Aim:
Find the lines holding the string "Bata" in the data, then copy all of them.

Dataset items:
──────

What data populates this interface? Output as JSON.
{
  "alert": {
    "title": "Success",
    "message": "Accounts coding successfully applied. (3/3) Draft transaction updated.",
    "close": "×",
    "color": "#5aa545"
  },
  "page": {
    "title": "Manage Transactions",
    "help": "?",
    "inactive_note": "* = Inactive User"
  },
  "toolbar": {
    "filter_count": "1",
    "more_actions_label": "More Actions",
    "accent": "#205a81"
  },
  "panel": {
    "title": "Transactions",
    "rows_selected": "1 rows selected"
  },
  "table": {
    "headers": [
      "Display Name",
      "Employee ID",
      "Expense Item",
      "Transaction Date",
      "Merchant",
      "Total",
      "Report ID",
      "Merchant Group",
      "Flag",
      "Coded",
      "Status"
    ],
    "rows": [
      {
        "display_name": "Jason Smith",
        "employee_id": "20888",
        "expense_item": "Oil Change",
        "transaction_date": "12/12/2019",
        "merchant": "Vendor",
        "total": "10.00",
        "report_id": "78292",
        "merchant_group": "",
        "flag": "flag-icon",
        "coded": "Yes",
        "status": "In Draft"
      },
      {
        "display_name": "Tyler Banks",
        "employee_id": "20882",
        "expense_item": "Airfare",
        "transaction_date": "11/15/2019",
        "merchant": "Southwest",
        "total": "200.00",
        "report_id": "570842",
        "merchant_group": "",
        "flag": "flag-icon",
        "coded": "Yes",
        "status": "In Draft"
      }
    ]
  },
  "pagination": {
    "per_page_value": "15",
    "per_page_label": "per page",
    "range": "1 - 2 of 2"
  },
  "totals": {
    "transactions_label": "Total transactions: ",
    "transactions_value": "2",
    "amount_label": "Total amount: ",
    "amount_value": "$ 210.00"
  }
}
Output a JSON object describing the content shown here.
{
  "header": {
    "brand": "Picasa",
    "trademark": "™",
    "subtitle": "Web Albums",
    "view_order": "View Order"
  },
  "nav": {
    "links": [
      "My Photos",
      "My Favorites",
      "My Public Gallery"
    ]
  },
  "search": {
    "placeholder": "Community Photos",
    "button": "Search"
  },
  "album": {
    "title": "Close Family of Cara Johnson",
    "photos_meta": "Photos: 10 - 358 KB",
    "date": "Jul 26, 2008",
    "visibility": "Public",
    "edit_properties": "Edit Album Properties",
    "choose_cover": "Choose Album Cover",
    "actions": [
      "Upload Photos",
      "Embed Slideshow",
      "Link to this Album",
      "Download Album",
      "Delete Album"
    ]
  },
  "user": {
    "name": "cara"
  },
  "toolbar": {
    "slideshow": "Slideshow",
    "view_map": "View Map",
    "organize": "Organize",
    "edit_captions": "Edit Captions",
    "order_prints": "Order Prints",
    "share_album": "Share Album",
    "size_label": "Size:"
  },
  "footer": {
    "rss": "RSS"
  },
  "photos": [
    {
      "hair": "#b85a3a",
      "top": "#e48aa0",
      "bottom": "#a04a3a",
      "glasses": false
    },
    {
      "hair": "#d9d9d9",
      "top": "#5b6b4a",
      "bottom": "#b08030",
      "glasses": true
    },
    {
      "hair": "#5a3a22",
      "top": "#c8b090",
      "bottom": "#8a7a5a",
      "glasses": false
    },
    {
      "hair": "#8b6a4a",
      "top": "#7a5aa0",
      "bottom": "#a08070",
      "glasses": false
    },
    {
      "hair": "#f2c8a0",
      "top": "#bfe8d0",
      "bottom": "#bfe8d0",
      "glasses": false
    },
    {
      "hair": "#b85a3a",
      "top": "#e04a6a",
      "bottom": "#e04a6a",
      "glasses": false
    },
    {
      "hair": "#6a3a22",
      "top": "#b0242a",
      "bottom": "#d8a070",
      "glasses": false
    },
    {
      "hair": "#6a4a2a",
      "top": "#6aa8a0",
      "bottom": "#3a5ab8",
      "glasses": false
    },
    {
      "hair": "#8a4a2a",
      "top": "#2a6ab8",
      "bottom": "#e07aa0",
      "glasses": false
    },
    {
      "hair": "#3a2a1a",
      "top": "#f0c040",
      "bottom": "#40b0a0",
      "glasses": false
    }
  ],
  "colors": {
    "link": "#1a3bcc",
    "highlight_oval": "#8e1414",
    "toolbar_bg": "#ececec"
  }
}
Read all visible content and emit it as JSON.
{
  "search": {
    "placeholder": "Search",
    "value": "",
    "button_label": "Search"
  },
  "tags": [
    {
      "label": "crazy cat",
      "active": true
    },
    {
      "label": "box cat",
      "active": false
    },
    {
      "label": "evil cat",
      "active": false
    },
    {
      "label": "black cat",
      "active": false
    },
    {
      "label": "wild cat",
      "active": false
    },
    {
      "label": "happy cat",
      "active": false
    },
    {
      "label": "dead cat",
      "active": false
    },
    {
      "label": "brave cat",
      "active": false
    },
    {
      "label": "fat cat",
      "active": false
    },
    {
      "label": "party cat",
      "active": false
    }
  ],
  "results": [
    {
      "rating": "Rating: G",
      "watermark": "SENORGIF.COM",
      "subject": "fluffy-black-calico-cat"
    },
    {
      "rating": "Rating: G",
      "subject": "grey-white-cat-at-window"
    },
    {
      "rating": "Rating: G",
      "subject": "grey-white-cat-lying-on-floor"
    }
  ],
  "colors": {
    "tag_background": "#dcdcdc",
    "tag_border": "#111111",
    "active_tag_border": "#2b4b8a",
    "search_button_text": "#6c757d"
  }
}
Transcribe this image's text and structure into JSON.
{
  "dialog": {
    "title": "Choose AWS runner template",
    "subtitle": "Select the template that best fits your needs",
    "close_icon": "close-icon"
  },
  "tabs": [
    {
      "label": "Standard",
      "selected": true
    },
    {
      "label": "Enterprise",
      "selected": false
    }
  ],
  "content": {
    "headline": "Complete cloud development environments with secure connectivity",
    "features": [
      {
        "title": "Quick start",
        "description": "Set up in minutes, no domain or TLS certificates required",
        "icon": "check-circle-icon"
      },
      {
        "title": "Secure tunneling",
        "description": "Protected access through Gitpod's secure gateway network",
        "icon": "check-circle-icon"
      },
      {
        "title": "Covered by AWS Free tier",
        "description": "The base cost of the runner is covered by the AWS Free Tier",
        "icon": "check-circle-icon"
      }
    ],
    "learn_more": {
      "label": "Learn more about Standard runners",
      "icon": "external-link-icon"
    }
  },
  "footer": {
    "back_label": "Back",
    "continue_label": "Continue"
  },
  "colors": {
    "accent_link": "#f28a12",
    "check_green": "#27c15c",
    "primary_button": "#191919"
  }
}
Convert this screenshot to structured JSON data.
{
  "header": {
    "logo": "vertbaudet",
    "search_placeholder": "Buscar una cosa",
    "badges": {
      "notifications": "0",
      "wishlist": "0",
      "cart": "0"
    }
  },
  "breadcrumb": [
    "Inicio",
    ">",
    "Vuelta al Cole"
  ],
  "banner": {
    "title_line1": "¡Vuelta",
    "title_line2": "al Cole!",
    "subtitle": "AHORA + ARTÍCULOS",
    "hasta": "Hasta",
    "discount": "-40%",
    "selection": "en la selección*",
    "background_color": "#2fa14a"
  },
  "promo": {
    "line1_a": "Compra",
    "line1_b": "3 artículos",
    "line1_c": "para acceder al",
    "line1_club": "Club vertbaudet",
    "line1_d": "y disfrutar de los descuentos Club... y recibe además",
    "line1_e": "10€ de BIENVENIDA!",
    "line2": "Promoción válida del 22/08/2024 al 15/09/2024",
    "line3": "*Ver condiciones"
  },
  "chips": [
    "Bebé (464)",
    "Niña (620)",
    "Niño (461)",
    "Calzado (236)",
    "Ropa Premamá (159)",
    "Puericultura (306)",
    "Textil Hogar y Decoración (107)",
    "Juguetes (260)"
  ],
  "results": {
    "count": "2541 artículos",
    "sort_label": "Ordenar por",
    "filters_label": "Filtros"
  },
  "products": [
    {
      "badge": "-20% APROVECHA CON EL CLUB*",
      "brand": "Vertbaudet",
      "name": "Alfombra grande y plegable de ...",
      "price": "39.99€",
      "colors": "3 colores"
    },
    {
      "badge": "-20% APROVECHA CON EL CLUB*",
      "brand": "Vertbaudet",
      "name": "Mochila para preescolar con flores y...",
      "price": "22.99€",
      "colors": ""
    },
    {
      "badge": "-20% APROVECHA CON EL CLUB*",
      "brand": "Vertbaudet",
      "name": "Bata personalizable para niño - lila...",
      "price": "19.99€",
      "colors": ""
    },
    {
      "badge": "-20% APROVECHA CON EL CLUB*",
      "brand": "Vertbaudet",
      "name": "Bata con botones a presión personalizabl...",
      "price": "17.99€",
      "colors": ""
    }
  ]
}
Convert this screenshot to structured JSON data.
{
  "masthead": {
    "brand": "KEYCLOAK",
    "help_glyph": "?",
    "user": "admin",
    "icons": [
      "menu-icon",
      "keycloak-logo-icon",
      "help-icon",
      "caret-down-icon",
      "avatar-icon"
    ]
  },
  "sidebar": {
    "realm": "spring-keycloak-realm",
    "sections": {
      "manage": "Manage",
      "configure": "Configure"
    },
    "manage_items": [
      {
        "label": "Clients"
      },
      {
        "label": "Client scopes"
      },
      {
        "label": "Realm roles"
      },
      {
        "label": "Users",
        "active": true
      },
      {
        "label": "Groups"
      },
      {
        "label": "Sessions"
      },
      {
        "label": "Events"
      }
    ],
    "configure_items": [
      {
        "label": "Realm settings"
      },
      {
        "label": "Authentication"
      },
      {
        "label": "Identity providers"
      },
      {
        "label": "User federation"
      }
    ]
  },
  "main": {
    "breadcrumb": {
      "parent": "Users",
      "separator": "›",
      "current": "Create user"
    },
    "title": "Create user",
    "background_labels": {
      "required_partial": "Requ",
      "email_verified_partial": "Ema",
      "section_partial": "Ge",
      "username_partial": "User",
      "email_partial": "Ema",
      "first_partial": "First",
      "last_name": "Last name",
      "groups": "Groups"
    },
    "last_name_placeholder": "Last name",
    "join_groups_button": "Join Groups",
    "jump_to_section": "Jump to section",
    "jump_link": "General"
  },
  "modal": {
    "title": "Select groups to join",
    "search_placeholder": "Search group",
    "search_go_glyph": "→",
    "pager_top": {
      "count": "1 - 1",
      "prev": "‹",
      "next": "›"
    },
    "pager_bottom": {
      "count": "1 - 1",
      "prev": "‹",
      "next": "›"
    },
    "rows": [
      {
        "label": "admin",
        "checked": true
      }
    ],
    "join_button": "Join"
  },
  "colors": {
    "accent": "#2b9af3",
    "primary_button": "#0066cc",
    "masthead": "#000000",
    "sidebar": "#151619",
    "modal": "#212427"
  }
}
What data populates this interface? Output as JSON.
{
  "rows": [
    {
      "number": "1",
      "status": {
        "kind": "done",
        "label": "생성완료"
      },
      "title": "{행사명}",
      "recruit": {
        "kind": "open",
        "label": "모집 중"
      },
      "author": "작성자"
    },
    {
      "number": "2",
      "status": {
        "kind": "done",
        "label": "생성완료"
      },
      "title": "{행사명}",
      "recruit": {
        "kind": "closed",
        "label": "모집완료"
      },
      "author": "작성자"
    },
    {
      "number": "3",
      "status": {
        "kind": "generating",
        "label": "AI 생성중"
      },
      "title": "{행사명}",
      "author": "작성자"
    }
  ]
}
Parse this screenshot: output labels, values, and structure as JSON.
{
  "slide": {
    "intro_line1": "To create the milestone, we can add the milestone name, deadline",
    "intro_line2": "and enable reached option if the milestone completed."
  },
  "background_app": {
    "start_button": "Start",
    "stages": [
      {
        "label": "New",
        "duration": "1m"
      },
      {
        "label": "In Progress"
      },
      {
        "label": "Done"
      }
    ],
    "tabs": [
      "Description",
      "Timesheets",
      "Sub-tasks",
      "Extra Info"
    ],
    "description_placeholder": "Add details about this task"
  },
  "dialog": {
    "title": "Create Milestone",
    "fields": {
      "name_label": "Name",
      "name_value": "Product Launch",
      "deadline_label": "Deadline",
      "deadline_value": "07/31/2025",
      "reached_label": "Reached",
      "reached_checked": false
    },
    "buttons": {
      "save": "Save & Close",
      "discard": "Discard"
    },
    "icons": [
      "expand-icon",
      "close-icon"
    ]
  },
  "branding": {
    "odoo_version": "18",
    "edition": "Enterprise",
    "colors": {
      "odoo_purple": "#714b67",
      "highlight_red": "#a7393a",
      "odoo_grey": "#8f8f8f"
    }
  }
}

──────

Answer to the problem:
      "name": "Bata personalizable para niño - lila...",
      "name": "Bata con botones a presión personalizabl...",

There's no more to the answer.